#### Extracted material ####

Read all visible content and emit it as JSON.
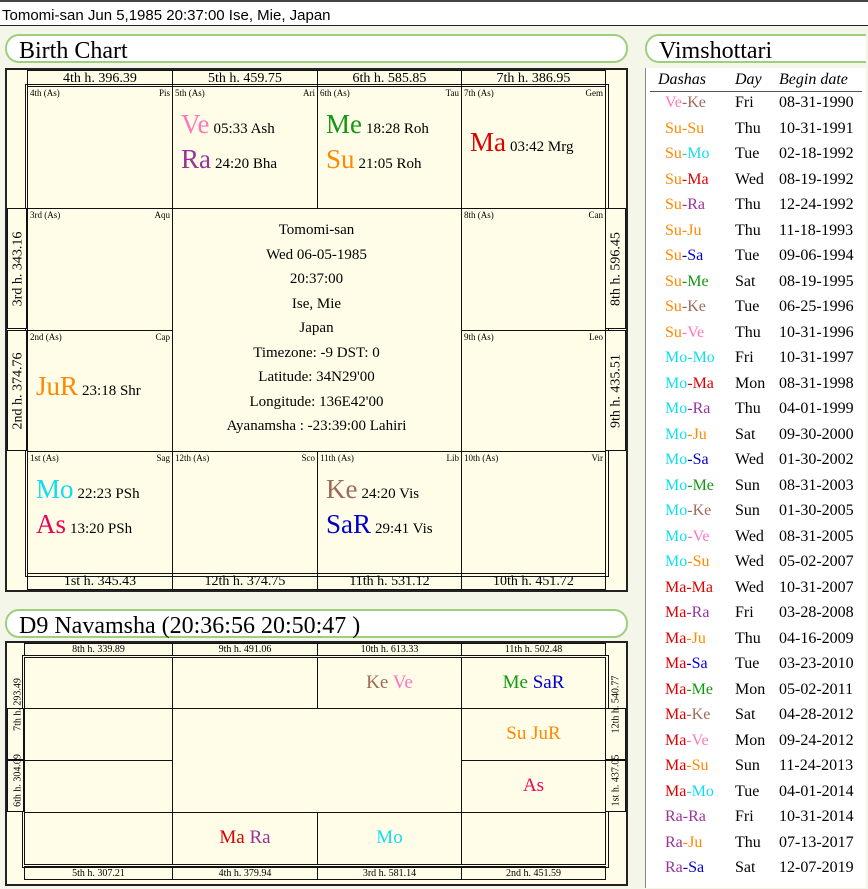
{
  "header": {
    "title": "Tomomi-san  Jun 5,1985 20:37:00  Ise, Mie, Japan"
  },
  "birth_chart": {
    "title": "Birth Chart",
    "top_houses": [
      "4th h.  396.39",
      "5th h.  459.75",
      "6th h.  585.85",
      "7th h.  386.95"
    ],
    "bottom_houses": [
      "1st h.  345.43",
      "12th h.  374.75",
      "11th h.  531.12",
      "10th h.  451.72"
    ],
    "left_houses": [
      "3rd h.  343.16",
      "2nd h.  374.76"
    ],
    "right_houses": [
      "8th h.  596.45",
      "9th h.  435.51"
    ],
    "cells": {
      "c4": {
        "house": "4th (As)",
        "sign": "Pis"
      },
      "c5": {
        "house": "5th (As)",
        "sign": "Ari",
        "p1": "Ve",
        "t1": "05:33 Ash",
        "p2": "Ra",
        "t2": "24:20 Bha"
      },
      "c6": {
        "house": "6th (As)",
        "sign": "Tau",
        "p1": "Me",
        "t1": "18:28 Roh",
        "p2": "Su",
        "t2": "21:05 Roh"
      },
      "c7": {
        "house": "7th (As)",
        "sign": "Gem",
        "p1": "Ma",
        "t1": "03:42 Mrg"
      },
      "c3": {
        "house": "3rd (As)",
        "sign": "Aqu"
      },
      "c8": {
        "house": "8th (As)",
        "sign": "Can"
      },
      "c2": {
        "house": "2nd (As)",
        "sign": "Cap",
        "p1": "JuR",
        "t1": "23:18 Shr"
      },
      "c9": {
        "house": "9th (As)",
        "sign": "Leo"
      },
      "c1": {
        "house": "1st (As)",
        "sign": "Sag",
        "p1": "Mo",
        "t1": "22:23 PSh",
        "p2": "As",
        "t2": "13:20 PSh"
      },
      "c12": {
        "house": "12th (As)",
        "sign": "Sco"
      },
      "c11": {
        "house": "11th (As)",
        "sign": "Lib",
        "p1": "Ke",
        "t1": "24:20 Vis",
        "p2": "SaR",
        "t2": "29:41 Vis"
      },
      "c10": {
        "house": "10th (As)",
        "sign": "Vir"
      }
    },
    "center": [
      "Tomomi-san",
      "Wed 06-05-1985",
      "20:37:00",
      "Ise, Mie",
      "Japan",
      "Timezone: -9 DST: 0",
      "Latitude: 34N29'00",
      "Longitude: 136E42'00",
      "Ayanamsha : -23:39:00 Lahiri"
    ]
  },
  "navamsha": {
    "title": "D9 Navamsha  (20:36:56  20:50:47 )",
    "top_houses": [
      "8th h.  339.89",
      "9th h.  491.06",
      "10th h.  613.33",
      "11th h.  502.48"
    ],
    "bottom_houses": [
      "5th h.  307.21",
      "4th h.  379.94",
      "3rd h.  581.14",
      "2nd h.  451.59"
    ],
    "left_houses": [
      "7th h.  293.49",
      "6th h.  304.09"
    ],
    "right_houses": [
      "12th h.  540.77",
      "1st h.  437.05"
    ],
    "planets": {
      "r0c2": [
        "Ke",
        "Ve"
      ],
      "r0c3": [
        "Me",
        "SaR"
      ],
      "r1c3": [
        "Su",
        "JuR"
      ],
      "r2c3": [
        "As"
      ],
      "r3c1": [
        "Ma",
        "Ra"
      ],
      "r3c2": [
        "Mo"
      ]
    }
  },
  "colors": {
    "Ve": "#ff77bb",
    "Ke": "#a06a5a",
    "Su": "#ff8800",
    "Mo": "#11ddee",
    "Ma": "#dd0000",
    "Ra": "#993399",
    "Ju": "#ff8800",
    "Sa": "#0000cc",
    "Me": "#119911",
    "As": "#ee0055"
  },
  "vimshottari": {
    "title": "Vimshottari",
    "headers": [
      "Dashas",
      "Day",
      "Begin date"
    ],
    "rows": [
      [
        "Ve-Ke",
        "Fri",
        "08-31-1990"
      ],
      [
        "Su-Su",
        "Thu",
        "10-31-1991"
      ],
      [
        "Su-Mo",
        "Tue",
        "02-18-1992"
      ],
      [
        "Su-Ma",
        "Wed",
        "08-19-1992"
      ],
      [
        "Su-Ra",
        "Thu",
        "12-24-1992"
      ],
      [
        "Su-Ju",
        "Thu",
        "11-18-1993"
      ],
      [
        "Su-Sa",
        "Tue",
        "09-06-1994"
      ],
      [
        "Su-Me",
        "Sat",
        "08-19-1995"
      ],
      [
        "Su-Ke",
        "Tue",
        "06-25-1996"
      ],
      [
        "Su-Ve",
        "Thu",
        "10-31-1996"
      ],
      [
        "Mo-Mo",
        "Fri",
        "10-31-1997"
      ],
      [
        "Mo-Ma",
        "Mon",
        "08-31-1998"
      ],
      [
        "Mo-Ra",
        "Thu",
        "04-01-1999"
      ],
      [
        "Mo-Ju",
        "Sat",
        "09-30-2000"
      ],
      [
        "Mo-Sa",
        "Wed",
        "01-30-2002"
      ],
      [
        "Mo-Me",
        "Sun",
        "08-31-2003"
      ],
      [
        "Mo-Ke",
        "Sun",
        "01-30-2005"
      ],
      [
        "Mo-Ve",
        "Wed",
        "08-31-2005"
      ],
      [
        "Mo-Su",
        "Wed",
        "05-02-2007"
      ],
      [
        "Ma-Ma",
        "Wed",
        "10-31-2007"
      ],
      [
        "Ma-Ra",
        "Fri",
        "03-28-2008"
      ],
      [
        "Ma-Ju",
        "Thu",
        "04-16-2009"
      ],
      [
        "Ma-Sa",
        "Tue",
        "03-23-2010"
      ],
      [
        "Ma-Me",
        "Mon",
        "05-02-2011"
      ],
      [
        "Ma-Ke",
        "Sat",
        "04-28-2012"
      ],
      [
        "Ma-Ve",
        "Mon",
        "09-24-2012"
      ],
      [
        "Ma-Su",
        "Sun",
        "11-24-2013"
      ],
      [
        "Ma-Mo",
        "Tue",
        "04-01-2014"
      ],
      [
        "Ra-Ra",
        "Fri",
        "10-31-2014"
      ],
      [
        "Ra-Ju",
        "Thu",
        "07-13-2017"
      ],
      [
        "Ra-Sa",
        "Sat",
        "12-07-2019"
      ]
    ]
  }
}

####

* _Written exercise_
Check the data for the word "sign" and pull out the lines that have it.

* _The output_
        "sign": "Pis"
        "sign": "Ari",
        "sign": "Tau",
        "sign": "Gem",
        "sign": "Aqu"
        "sign": "Can"
        "sign": "Cap",
        "sign": "Leo"
        "sign": "Sag",
        "sign": "Sco"
        "sign": "Lib",
        "sign": "Vir"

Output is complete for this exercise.